Article:
────

On May 29th, 2014 Elon Musk, the founder of Space Exploration Technologies Corporation, or SpaceX called the attention of the spaceflight community to the stage where he was to unveil the Dragon Version 2 spacecraft. It was a show that could hardly be matched by the best James Bond movie-maker; dramatically lit, smoke effects and a dazzling  spacecraft, revealed as the curtain seemed to vanish magically! There was also a computer-animated video depicting a typical mission of Dv2 with special emphasis placed on its propulsive landing system.

“Now that’s the way a 21st Century spaceship should land,” Musk stated firmly.
Later Musk climbed aboard the Dv2 and demonstrated the huge flat-screen control panel, roomy cabin and sports car seating.

This was the unveiling of an innovative, game-changing spacecraft of the future that every space geek in the world dreams about… and it does not get us one step closer, one day sooner to again launching US astronauts from US soil.

────

Data lines:
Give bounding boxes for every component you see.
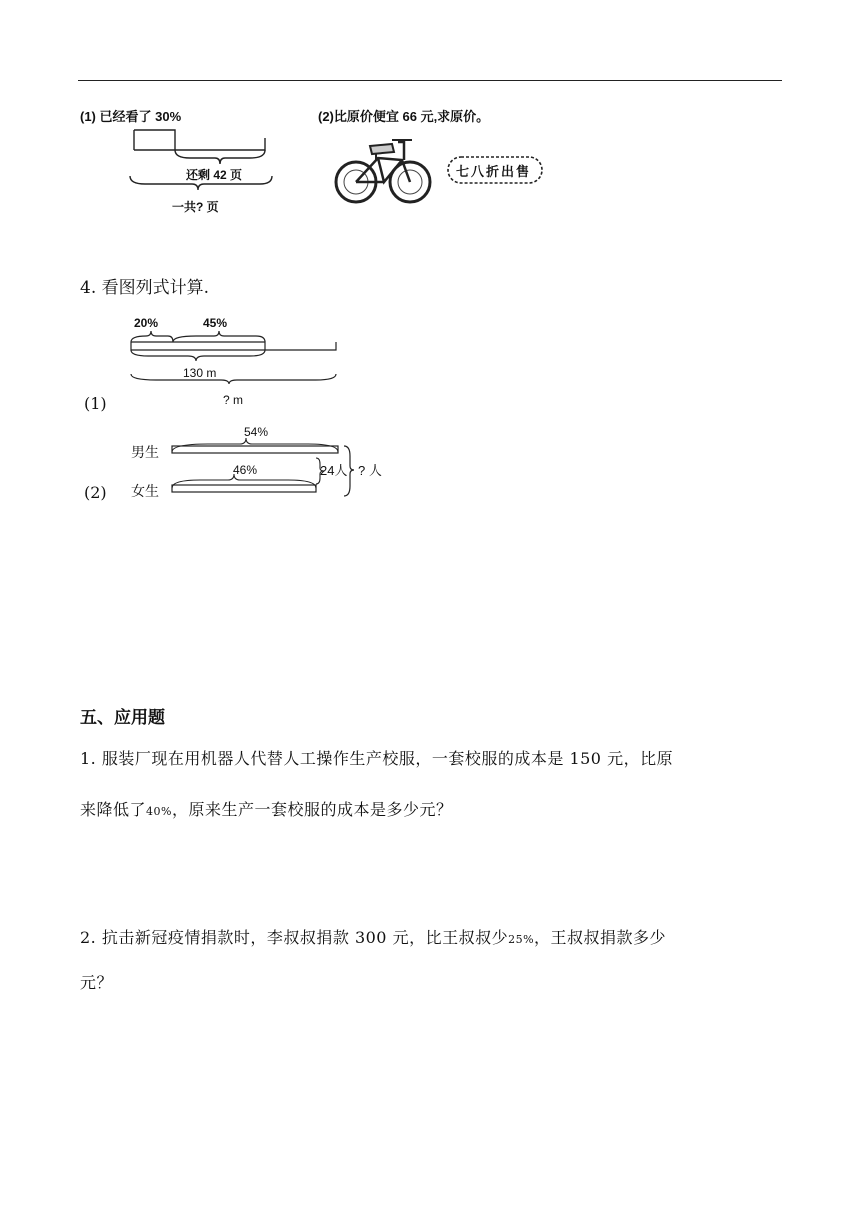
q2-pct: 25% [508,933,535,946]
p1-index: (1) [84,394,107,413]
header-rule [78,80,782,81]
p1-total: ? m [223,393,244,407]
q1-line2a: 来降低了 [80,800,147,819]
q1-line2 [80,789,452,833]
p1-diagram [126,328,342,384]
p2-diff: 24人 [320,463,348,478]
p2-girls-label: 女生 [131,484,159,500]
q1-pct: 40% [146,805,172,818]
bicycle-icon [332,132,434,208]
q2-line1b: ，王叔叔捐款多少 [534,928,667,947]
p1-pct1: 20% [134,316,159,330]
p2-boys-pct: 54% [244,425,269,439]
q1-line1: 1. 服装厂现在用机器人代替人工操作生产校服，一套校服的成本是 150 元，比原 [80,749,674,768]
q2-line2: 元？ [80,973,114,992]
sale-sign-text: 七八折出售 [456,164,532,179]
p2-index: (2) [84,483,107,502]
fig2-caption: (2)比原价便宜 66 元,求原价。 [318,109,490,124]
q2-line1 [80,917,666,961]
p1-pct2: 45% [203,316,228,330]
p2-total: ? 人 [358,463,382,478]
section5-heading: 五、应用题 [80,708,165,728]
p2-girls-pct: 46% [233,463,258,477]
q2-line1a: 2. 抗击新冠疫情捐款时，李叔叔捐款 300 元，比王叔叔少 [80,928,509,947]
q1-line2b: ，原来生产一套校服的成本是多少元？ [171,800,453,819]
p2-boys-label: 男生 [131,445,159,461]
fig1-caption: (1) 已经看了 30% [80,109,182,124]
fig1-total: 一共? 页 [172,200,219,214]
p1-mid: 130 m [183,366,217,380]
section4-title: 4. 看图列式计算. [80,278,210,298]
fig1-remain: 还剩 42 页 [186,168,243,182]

────

Problem details: Please reproduce the passage of the Dragon Version 2 article starting at "On May 29th, 2014" and ending at "Musk stated firmly.".

Correct response:
On May 29th, 2014 Elon Musk, the founder of Space Exploration Technologies Corporation, or SpaceX called the attention of the spaceflight community to the stage where he was to unveil the Dragon Version 2 spacecraft. It was a show that could hardly be matched by the best James Bond movie-maker; dramatically lit, smoke effects and a dazzling  spacecraft, revealed as the curtain seemed to vanish magically! There was also a computer-animated video depicting a typical mission of Dv2 with special emphasis placed on its propulsive landing system.

“Now that’s the way a 21st Century spaceship should land,” Musk stated firmly.